_What to do_
Repeat the records below exactly as they appear.

_Provided data_
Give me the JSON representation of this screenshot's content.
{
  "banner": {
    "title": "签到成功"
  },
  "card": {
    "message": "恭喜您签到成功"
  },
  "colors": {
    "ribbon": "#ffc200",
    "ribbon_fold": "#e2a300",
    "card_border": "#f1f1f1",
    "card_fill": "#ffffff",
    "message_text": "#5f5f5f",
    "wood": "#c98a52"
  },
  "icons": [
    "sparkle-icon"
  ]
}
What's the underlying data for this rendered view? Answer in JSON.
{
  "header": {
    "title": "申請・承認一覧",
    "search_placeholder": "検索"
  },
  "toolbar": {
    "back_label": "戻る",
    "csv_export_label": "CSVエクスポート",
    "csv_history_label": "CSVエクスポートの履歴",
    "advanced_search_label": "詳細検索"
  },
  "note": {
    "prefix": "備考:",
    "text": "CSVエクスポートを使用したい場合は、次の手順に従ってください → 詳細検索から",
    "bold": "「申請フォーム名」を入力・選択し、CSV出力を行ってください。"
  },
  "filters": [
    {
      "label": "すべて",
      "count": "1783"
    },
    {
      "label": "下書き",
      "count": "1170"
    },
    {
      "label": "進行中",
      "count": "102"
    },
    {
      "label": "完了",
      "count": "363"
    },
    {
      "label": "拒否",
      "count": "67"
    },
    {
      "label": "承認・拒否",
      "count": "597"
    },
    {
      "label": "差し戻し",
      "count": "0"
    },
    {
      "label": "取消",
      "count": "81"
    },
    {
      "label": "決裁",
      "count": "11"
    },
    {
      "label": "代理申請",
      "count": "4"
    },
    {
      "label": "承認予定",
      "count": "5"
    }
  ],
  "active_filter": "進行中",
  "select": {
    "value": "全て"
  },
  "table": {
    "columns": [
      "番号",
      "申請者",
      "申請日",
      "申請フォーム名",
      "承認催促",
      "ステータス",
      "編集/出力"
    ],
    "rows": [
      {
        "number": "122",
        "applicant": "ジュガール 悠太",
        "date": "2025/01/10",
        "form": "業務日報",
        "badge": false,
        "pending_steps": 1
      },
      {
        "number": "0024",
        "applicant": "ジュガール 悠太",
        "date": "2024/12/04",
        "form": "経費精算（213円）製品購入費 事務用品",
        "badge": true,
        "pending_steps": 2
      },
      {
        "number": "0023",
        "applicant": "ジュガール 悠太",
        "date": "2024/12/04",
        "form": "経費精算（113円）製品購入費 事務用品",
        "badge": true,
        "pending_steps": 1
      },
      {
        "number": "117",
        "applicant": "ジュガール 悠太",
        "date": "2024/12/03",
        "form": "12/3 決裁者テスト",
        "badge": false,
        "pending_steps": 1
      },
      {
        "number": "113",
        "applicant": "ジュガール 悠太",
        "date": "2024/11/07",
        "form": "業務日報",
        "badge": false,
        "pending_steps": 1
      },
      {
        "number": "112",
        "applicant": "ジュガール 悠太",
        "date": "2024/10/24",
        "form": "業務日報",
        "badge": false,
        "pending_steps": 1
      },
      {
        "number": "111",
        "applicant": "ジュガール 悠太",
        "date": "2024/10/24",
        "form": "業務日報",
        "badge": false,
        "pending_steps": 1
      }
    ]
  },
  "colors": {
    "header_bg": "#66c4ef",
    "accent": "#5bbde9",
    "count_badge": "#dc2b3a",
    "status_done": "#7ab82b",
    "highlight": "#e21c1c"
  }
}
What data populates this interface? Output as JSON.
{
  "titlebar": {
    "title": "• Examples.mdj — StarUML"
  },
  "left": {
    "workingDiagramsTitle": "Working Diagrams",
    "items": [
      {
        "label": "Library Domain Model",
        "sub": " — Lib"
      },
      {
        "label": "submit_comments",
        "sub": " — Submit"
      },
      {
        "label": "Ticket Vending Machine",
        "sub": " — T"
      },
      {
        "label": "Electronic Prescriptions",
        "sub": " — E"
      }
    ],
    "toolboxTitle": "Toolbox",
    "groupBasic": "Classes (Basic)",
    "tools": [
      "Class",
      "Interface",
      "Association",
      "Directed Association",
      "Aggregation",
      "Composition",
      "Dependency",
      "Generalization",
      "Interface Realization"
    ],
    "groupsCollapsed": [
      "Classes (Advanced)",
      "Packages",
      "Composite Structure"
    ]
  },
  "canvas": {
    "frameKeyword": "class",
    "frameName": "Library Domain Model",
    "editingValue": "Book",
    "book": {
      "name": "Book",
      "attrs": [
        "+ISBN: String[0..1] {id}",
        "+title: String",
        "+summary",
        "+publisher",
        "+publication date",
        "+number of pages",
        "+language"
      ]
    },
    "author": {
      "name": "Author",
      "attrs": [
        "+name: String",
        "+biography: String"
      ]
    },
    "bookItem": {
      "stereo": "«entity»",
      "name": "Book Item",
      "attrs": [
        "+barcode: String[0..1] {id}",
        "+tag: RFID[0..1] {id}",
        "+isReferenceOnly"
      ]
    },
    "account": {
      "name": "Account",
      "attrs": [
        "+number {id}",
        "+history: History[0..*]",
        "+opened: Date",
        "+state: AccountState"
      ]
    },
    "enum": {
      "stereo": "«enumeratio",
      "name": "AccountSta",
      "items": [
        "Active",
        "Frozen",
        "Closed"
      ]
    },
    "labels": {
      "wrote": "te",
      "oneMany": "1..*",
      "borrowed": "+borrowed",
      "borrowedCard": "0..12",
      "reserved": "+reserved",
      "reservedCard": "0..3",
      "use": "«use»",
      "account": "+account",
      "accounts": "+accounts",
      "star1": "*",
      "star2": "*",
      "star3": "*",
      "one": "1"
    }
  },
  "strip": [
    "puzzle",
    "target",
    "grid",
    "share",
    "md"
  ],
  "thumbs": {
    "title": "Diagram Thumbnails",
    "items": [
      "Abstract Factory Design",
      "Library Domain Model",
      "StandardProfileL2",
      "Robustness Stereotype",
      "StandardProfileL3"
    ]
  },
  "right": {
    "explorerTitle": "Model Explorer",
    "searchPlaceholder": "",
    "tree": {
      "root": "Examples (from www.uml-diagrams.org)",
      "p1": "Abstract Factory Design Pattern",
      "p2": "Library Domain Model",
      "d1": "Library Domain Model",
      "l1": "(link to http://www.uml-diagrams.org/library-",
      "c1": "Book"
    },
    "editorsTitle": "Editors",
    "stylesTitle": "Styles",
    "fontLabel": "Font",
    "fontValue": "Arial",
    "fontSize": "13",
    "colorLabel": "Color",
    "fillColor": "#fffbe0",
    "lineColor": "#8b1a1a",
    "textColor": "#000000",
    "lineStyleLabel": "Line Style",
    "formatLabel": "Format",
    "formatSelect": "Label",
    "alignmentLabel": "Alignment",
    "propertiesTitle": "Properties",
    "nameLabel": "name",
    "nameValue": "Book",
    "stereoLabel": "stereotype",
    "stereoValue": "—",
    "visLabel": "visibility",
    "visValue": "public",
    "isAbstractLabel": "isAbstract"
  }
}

_Expected answer_
Give me the JSON representation of this screenshot's content.
{
  "banner": {
    "title": "签到成功"
  },
  "card": {
    "message": "恭喜您签到成功"
  },
  "colors": {
    "ribbon": "#ffc200",
    "ribbon_fold": "#e2a300",
    "card_border": "#f1f1f1",
    "card_fill": "#ffffff",
    "message_text": "#5f5f5f",
    "wood": "#c98a52"
  },
  "icons": [
    "sparkle-icon"
  ]
}
What's the underlying data for this rendered view? Answer in JSON.
{
  "header": {
    "title": "申請・承認一覧",
    "search_placeholder": "検索"
  },
  "toolbar": {
    "back_label": "戻る",
    "csv_export_label": "CSVエクスポート",
    "csv_history_label": "CSVエクスポートの履歴",
    "advanced_search_label": "詳細検索"
  },
  "note": {
    "prefix": "備考:",
    "text": "CSVエクスポートを使用したい場合は、次の手順に従ってください → 詳細検索から",
    "bold": "「申請フォーム名」を入力・選択し、CSV出力を行ってください。"
  },
  "filters": [
    {
      "label": "すべて",
      "count": "1783"
    },
    {
      "label": "下書き",
      "count": "1170"
    },
    {
      "label": "進行中",
      "count": "102"
    },
    {
      "label": "完了",
      "count": "363"
    },
    {
      "label": "拒否",
      "count": "67"
    },
    {
      "label": "承認・拒否",
      "count": "597"
    },
    {
      "label": "差し戻し",
      "count": "0"
    },
    {
      "label": "取消",
      "count": "81"
    },
    {
      "label": "決裁",
      "count": "11"
    },
    {
      "label": "代理申請",
      "count": "4"
    },
    {
      "label": "承認予定",
      "count": "5"
    }
  ],
  "active_filter": "進行中",
  "select": {
    "value": "全て"
  },
  "table": {
    "columns": [
      "番号",
      "申請者",
      "申請日",
      "申請フォーム名",
      "承認催促",
      "ステータス",
      "編集/出力"
    ],
    "rows": [
      {
        "number": "122",
        "applicant": "ジュガール 悠太",
        "date": "2025/01/10",
        "form": "業務日報",
        "badge": false,
        "pending_steps": 1
      },
      {
        "number": "0024",
        "applicant": "ジュガール 悠太",
        "date": "2024/12/04",
        "form": "経費精算（213円）製品購入費 事務用品",
        "badge": true,
        "pending_steps": 2
      },
      {
        "number": "0023",
        "applicant": "ジュガール 悠太",
        "date": "2024/12/04",
        "form": "経費精算（113円）製品購入費 事務用品",
        "badge": true,
        "pending_steps": 1
      },
      {
        "number": "117",
        "applicant": "ジュガール 悠太",
        "date": "2024/12/03",
        "form": "12/3 決裁者テスト",
        "badge": false,
        "pending_steps": 1
      },
      {
        "number": "113",
        "applicant": "ジュガール 悠太",
        "date": "2024/11/07",
        "form": "業務日報",
        "badge": false,
        "pending_steps": 1
      },
      {
        "number": "112",
        "applicant": "ジュガール 悠太",
        "date": "2024/10/24",
        "form": "業務日報",
        "badge": false,
        "pending_steps": 1
      },
      {
        "number": "111",
        "applicant": "ジュガール 悠太",
        "date": "2024/10/24",
        "form": "業務日報",
        "badge": false,
        "pending_steps": 1
      }
    ]
  },
  "colors": {
    "header_bg": "#66c4ef",
    "accent": "#5bbde9",
    "count_badge": "#dc2b3a",
    "status_done": "#7ab82b",
    "highlight": "#e21c1c"
  }
}
What data populates this interface? Output as JSON.
{
  "titlebar": {
    "title": "• Examples.mdj — StarUML"
  },
  "left": {
    "workingDiagramsTitle": "Working Diagrams",
    "items": [
      {
        "label": "Library Domain Model",
        "sub": " — Lib"
      },
      {
        "label": "submit_comments",
        "sub": " — Submit"
      },
      {
        "label": "Ticket Vending Machine",
        "sub": " — T"
      },
      {
        "label": "Electronic Prescriptions",
        "sub": " — E"
      }
    ],
    "toolboxTitle": "Toolbox",
    "groupBasic": "Classes (Basic)",
    "tools": [
      "Class",
      "Interface",
      "Association",
      "Directed Association",
      "Aggregation",
      "Composition",
      "Dependency",
      "Generalization",
      "Interface Realization"
    ],
    "groupsCollapsed": [
      "Classes (Advanced)",
      "Packages",
      "Composite Structure"
    ]
  },
  "canvas": {
    "frameKeyword": "class",
    "frameName": "Library Domain Model",
    "editingValue": "Book",
    "book": {
      "name": "Book",
      "attrs": [
        "+ISBN: String[0..1] {id}",
        "+title: String",
        "+summary",
        "+publisher",
        "+publication date",
        "+number of pages",
        "+language"
      ]
    },
    "author": {
      "name": "Author",
      "attrs": [
        "+name: String",
        "+biography: String"
      ]
    },
    "bookItem": {
      "stereo": "«entity»",
      "name": "Book Item",
      "attrs": [
        "+barcode: String[0..1] {id}",
        "+tag: RFID[0..1] {id}",
        "+isReferenceOnly"
      ]
    },
    "account": {
      "name": "Account",
      "attrs": [
        "+number {id}",
        "+history: History[0..*]",
        "+opened: Date",
        "+state: AccountState"
      ]
    },
    "enum": {
      "stereo": "«enumeratio",
      "name": "AccountSta",
      "items": [
        "Active",
        "Frozen",
        "Closed"
      ]
    },
    "labels": {
      "wrote": "te",
      "oneMany": "1..*",
      "borrowed": "+borrowed",
      "borrowedCard": "0..12",
      "reserved": "+reserved",
      "reservedCard": "0..3",
      "use": "«use»",
      "account": "+account",
      "accounts": "+accounts",
      "star1": "*",
      "star2": "*",
      "star3": "*",
      "one": "1"
    }
  },
  "strip": [
    "puzzle",
    "target",
    "grid",
    "share",
    "md"
  ],
  "thumbs": {
    "title": "Diagram Thumbnails",
    "items": [
      "Abstract Factory Design",
      "Library Domain Model",
      "StandardProfileL2",
      "Robustness Stereotype",
      "StandardProfileL3"
    ]
  },
  "right": {
    "explorerTitle": "Model Explorer",
    "searchPlaceholder": "",
    "tree": {
      "root": "Examples (from www.uml-diagrams.org)",
      "p1": "Abstract Factory Design Pattern",
      "p2": "Library Domain Model",
      "d1": "Library Domain Model",
      "l1": "(link to http://www.uml-diagrams.org/library-",
      "c1": "Book"
    },
    "editorsTitle": "Editors",
    "stylesTitle": "Styles",
    "fontLabel": "Font",
    "fontValue": "Arial",
    "fontSize": "13",
    "colorLabel": "Color",
    "fillColor": "#fffbe0",
    "lineColor": "#8b1a1a",
    "textColor": "#000000",
    "lineStyleLabel": "Line Style",
    "formatLabel": "Format",
    "formatSelect": "Label",
    "alignmentLabel": "Alignment",
    "propertiesTitle": "Properties",
    "nameLabel": "name",
    "nameValue": "Book",
    "stereoLabel": "stereotype",
    "stereoValue": "—",
    "visLabel": "visibility",
    "visValue": "public",
    "isAbstractLabel": "isAbstract"
  }
}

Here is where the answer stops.